__INSTRUCTION__
Tally up how many lines in the listing below contain the string "Store", and give only the total.

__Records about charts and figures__
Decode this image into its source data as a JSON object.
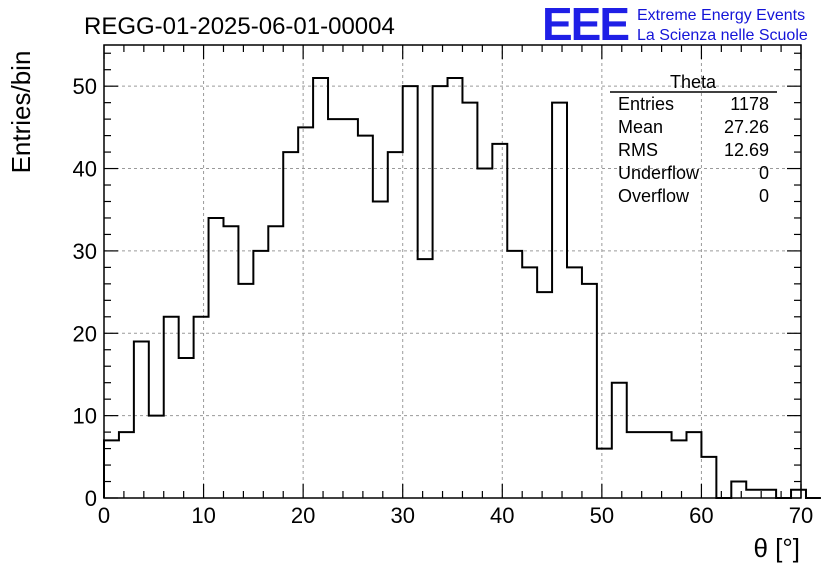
{
  "chart_data": {
    "type": "histogram",
    "title": "REGG-01-2025-06-01-00004",
    "xlabel": "θ [°]",
    "ylabel": "Entries/bin",
    "xlim": [
      0,
      70
    ],
    "ylim": [
      0,
      55
    ],
    "x_ticks": [
      0,
      10,
      20,
      30,
      40,
      50,
      60,
      70
    ],
    "y_ticks": [
      0,
      10,
      20,
      30,
      40,
      50
    ],
    "grid": true,
    "bin_width": 1.5,
    "bin_start": 0,
    "values": [
      7,
      8,
      19,
      10,
      22,
      17,
      22,
      34,
      33,
      26,
      30,
      33,
      42,
      45,
      51,
      46,
      46,
      44,
      36,
      42,
      50,
      29,
      50,
      51,
      48,
      40,
      43,
      30,
      28,
      25,
      48,
      28,
      26,
      6,
      14,
      8,
      8,
      8,
      7,
      8,
      5,
      0,
      2,
      1,
      1,
      0,
      1,
      0
    ],
    "colors": {
      "line": "#000000",
      "grid": "#9a9a9a",
      "logo": "#1f1fe6"
    }
  },
  "stats": {
    "name": "Theta",
    "rows": [
      {
        "label": "Entries",
        "value": "1178"
      },
      {
        "label": "Mean",
        "value": "27.26"
      },
      {
        "label": "RMS",
        "value": "12.69"
      },
      {
        "label": "Underflow",
        "value": "0"
      },
      {
        "label": "Overflow",
        "value": "0"
      }
    ]
  },
  "logo": {
    "mark": "EEE",
    "line1": "Extreme Energy Events",
    "line2": "La Scienza nelle Scuole"
  }
}
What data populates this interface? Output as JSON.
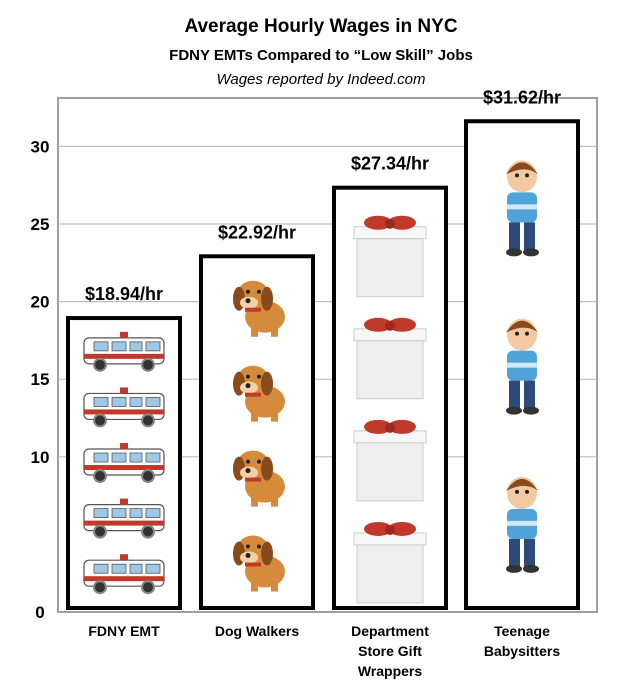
{
  "header": {
    "title": "Average Hourly Wages in NYC",
    "subtitle": "FDNY EMTs Compared to “Low Skill” Jobs",
    "source": "Wages reported by Indeed.com"
  },
  "chart_data": {
    "type": "bar",
    "title": "Average Hourly Wages in NYC",
    "subtitle": "FDNY EMTs Compared to “Low Skill” Jobs",
    "xlabel": "",
    "ylabel": "",
    "ylim": [
      0,
      32
    ],
    "yticks": [
      0,
      10,
      15,
      20,
      25,
      30
    ],
    "grid": true,
    "categories": [
      "FDNY EMT",
      "Dog Walkers",
      "Department Store Gift Wrappers",
      "Teenage Babysitters"
    ],
    "category_lines": [
      [
        "FDNY EMT"
      ],
      [
        "Dog Walkers"
      ],
      [
        "Department",
        "Store Gift",
        "Wrappers"
      ],
      [
        "Teenage",
        "Babysitters"
      ]
    ],
    "values": [
      18.94,
      22.92,
      27.34,
      31.62
    ],
    "value_labels": [
      "$18.94/hr",
      "$22.92/hr",
      "$27.34/hr",
      "$31.62/hr"
    ],
    "bar_icons": [
      "ambulance-icon",
      "dog-icon",
      "gift-box-icon",
      "boy-icon"
    ],
    "icon_counts": [
      5,
      4,
      4,
      3
    ],
    "colors": {
      "bar_border": "#000000",
      "grid": "#bdbdbd",
      "frame": "#a0a0a0",
      "ambulance_body": "#ffffff",
      "ambulance_stripe": "#c0392b",
      "dog": "#d68b3c",
      "gift_ribbon": "#c0392b",
      "gift_box": "#eeeeee",
      "boy_shirt": "#4fa3d9",
      "boy_pants": "#2c4a7a"
    }
  }
}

__SOLUTION FOR THIS PROBLEM__
2